- **Work instructions**
Will you give the material below again, every line exactly as it is?

begin

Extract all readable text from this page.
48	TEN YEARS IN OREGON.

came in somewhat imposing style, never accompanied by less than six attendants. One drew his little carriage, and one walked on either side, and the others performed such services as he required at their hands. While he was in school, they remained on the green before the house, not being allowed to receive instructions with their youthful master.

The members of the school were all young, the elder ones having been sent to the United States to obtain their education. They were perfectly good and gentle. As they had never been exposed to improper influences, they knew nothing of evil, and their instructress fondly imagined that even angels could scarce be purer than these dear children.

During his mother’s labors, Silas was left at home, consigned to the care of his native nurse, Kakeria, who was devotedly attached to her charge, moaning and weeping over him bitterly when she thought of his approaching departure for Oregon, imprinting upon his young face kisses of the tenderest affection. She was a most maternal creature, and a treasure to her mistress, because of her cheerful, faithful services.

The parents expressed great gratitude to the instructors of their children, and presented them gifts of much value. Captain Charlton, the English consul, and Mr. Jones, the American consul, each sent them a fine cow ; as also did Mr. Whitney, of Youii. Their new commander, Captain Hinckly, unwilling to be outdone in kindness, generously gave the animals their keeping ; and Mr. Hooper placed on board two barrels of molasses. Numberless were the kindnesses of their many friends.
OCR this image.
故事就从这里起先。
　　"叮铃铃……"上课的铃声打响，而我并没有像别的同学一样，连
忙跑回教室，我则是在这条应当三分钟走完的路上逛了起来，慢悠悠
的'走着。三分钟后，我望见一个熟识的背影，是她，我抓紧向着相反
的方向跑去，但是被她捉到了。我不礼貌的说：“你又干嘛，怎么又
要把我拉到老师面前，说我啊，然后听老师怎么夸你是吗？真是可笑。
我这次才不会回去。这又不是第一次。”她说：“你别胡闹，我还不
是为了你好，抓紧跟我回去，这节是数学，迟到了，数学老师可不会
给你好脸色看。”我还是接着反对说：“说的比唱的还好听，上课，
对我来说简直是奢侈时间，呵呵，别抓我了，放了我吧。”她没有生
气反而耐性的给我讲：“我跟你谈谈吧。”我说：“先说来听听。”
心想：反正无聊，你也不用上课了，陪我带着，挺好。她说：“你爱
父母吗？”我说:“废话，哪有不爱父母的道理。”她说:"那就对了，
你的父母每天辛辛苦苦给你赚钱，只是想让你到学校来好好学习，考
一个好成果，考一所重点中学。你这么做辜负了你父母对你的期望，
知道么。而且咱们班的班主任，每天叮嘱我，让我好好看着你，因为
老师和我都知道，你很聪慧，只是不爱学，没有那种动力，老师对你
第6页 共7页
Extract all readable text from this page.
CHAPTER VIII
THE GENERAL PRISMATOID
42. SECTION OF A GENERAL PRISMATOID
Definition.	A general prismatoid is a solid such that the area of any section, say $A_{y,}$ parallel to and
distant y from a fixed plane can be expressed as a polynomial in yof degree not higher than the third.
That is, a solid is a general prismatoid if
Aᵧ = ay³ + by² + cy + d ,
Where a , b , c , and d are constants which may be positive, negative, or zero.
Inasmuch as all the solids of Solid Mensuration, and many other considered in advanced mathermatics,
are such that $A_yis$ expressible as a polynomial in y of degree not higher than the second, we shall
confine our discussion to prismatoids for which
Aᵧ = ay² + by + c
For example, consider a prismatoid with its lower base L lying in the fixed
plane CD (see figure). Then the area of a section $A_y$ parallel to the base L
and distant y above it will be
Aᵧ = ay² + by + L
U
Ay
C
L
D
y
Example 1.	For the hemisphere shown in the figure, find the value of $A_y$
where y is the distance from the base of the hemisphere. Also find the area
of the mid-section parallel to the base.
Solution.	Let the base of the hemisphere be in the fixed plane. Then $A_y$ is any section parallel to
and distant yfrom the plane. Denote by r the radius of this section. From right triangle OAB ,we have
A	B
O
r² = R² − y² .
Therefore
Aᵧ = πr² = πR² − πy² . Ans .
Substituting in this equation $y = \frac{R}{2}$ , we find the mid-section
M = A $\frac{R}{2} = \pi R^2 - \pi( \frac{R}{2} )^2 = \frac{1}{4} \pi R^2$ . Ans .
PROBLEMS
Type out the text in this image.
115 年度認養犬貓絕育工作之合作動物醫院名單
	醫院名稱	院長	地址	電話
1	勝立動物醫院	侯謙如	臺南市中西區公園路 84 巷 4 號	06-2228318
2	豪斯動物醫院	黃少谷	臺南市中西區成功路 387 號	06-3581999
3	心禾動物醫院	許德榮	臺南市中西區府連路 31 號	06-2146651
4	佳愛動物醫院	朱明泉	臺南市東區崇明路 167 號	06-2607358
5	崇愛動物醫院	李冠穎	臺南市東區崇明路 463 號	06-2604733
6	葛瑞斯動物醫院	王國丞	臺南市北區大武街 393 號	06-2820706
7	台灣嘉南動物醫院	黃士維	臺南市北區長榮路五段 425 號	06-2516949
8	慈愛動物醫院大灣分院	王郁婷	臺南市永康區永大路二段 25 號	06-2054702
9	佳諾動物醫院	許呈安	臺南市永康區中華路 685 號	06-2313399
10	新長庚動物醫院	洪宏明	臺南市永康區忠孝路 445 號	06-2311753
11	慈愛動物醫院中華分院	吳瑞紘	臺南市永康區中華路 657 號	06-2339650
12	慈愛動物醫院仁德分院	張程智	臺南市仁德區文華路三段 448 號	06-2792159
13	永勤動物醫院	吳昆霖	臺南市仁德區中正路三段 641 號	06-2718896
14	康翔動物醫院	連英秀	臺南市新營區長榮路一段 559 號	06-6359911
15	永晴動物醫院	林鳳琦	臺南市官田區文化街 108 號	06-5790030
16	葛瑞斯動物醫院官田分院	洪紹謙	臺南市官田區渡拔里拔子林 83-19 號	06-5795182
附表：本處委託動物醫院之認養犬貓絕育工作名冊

end

- **Written reply**
Extract all readable text from this page.
48	TEN YEARS IN OREGON.

came in somewhat imposing style, never accompanied by less than six attendants. One drew his little carriage, and one walked on either side, and the others performed such services as he required at their hands. While he was in school, they remained on the green before the house, not being allowed to receive instructions with their youthful master.

The members of the school were all young, the elder ones having been sent to the United States to obtain their education. They were perfectly good and gentle. As they had never been exposed to improper influences, they knew nothing of evil, and their instructress fondly imagined that even angels could scarce be purer than these dear children.

During his mother’s labors, Silas was left at home, consigned to the care of his native nurse, Kakeria, who was devotedly attached to her charge, moaning and weeping over him bitterly when she thought of his approaching departure for Oregon, imprinting upon his young face kisses of the tenderest affection. She was a most maternal creature, and a treasure to her mistress, because of her cheerful, faithful services.

The parents expressed great gratitude to the instructors of their children, and presented them gifts of much value. Captain Charlton, the English consul, and Mr. Jones, the American consul, each sent them a fine cow ; as also did Mr. Whitney, of Youii. Their new commander, Captain Hinckly, unwilling to be outdone in kindness, generously gave the animals their keeping ; and Mr. Hooper placed on board two barrels of molasses. Numberless were the kindnesses of their many friends.
OCR this image.
故事就从这里起先。
　　"叮铃铃……"上课的铃声打响，而我并没有像别的同学一样，连
忙跑回教室，我则是在这条应当三分钟走完的路上逛了起来，慢悠悠
的'走着。三分钟后，我望见一个熟识的背影，是她，我抓紧向着相反
的方向跑去，但是被她捉到了。我不礼貌的说：“你又干嘛，怎么又
要把我拉到老师面前，说我啊，然后听老师怎么夸你是吗？真是可笑。
我这次才不会回去。这又不是第一次。”她说：“你别胡闹，我还不
是为了你好，抓紧跟我回去，这节是数学，迟到了，数学老师可不会
给你好脸色看。”我还是接着反对说：“说的比唱的还好听，上课，
对我来说简直是奢侈时间，呵呵，别抓我了，放了我吧。”她没有生
气反而耐性的给我讲：“我跟你谈谈吧。”我说：“先说来听听。”
心想：反正无聊，你也不用上课了，陪我带着，挺好。她说：“你爱
父母吗？”我说:“废话，哪有不爱父母的道理。”她说:"那就对了，
你的父母每天辛辛苦苦给你赚钱，只是想让你到学校来好好学习，考
一个好成果，考一所重点中学。你这么做辜负了你父母对你的期望，
知道么。而且咱们班的班主任，每天叮嘱我，让我好好看着你，因为
老师和我都知道，你很聪慧，只是不爱学，没有那种动力，老师对你
第6页 共7页
Extract all readable text from this page.
CHAPTER VIII
THE GENERAL PRISMATOID
42. SECTION OF A GENERAL PRISMATOID
Definition.	A general prismatoid is a solid such that the area of any section, say $A_{y,}$ parallel to and
distant y from a fixed plane can be expressed as a polynomial in yof degree not higher than the third.
That is, a solid is a general prismatoid if
Aᵧ = ay³ + by² + cy + d ,
Where a , b , c , and d are constants which may be positive, negative, or zero.
Inasmuch as all the solids of Solid Mensuration, and many other considered in advanced mathermatics,
are such that $A_yis$ expressible as a polynomial in y of degree not higher than the second, we shall
confine our discussion to prismatoids for which
Aᵧ = ay² + by + c
For example, consider a prismatoid with its lower base L lying in the fixed
plane CD (see figure). Then the area of a section $A_y$ parallel to the base L
and distant y above it will be
Aᵧ = ay² + by + L
U
Ay
C
L
D
y
Example 1.	For the hemisphere shown in the figure, find the value of $A_y$
where y is the distance from the base of the hemisphere. Also find the area
of the mid-section parallel to the base.
Solution.	Let the base of the hemisphere be in the fixed plane. Then $A_y$ is any section parallel to
and distant yfrom the plane. Denote by r the radius of this section. From right triangle OAB ,we have
A	B
O
r² = R² − y² .
Therefore
Aᵧ = πr² = πR² − πy² . Ans .
Substituting in this equation $y = \frac{R}{2}$ , we find the mid-section
M = A $\frac{R}{2} = \pi R^2 - \pi( \frac{R}{2} )^2 = \frac{1}{4} \pi R^2$ . Ans .
PROBLEMS
Type out the text in this image.
115 年度認養犬貓絕育工作之合作動物醫院名單
	醫院名稱	院長	地址	電話
1	勝立動物醫院	侯謙如	臺南市中西區公園路 84 巷 4 號	06-2228318
2	豪斯動物醫院	黃少谷	臺南市中西區成功路 387 號	06-3581999
3	心禾動物醫院	許德榮	臺南市中西區府連路 31 號	06-2146651
4	佳愛動物醫院	朱明泉	臺南市東區崇明路 167 號	06-2607358
5	崇愛動物醫院	李冠穎	臺南市東區崇明路 463 號	06-2604733
6	葛瑞斯動物醫院	王國丞	臺南市北區大武街 393 號	06-2820706
7	台灣嘉南動物醫院	黃士維	臺南市北區長榮路五段 425 號	06-2516949
8	慈愛動物醫院大灣分院	王郁婷	臺南市永康區永大路二段 25 號	06-2054702
9	佳諾動物醫院	許呈安	臺南市永康區中華路 685 號	06-2313399
10	新長庚動物醫院	洪宏明	臺南市永康區忠孝路 445 號	06-2311753
11	慈愛動物醫院中華分院	吳瑞紘	臺南市永康區中華路 657 號	06-2339650
12	慈愛動物醫院仁德分院	張程智	臺南市仁德區文華路三段 448 號	06-2792159
13	永勤動物醫院	吳昆霖	臺南市仁德區中正路三段 641 號	06-2718896
14	康翔動物醫院	連英秀	臺南市新營區長榮路一段 559 號	06-6359911
15	永晴動物醫院	林鳳琦	臺南市官田區文化街 108 號	06-5790030
16	葛瑞斯動物醫院官田分院	洪紹謙	臺南市官田區渡拔里拔子林 83-19 號	06-5795182
附表：本處委託動物醫院之認養犬貓絕育工作名冊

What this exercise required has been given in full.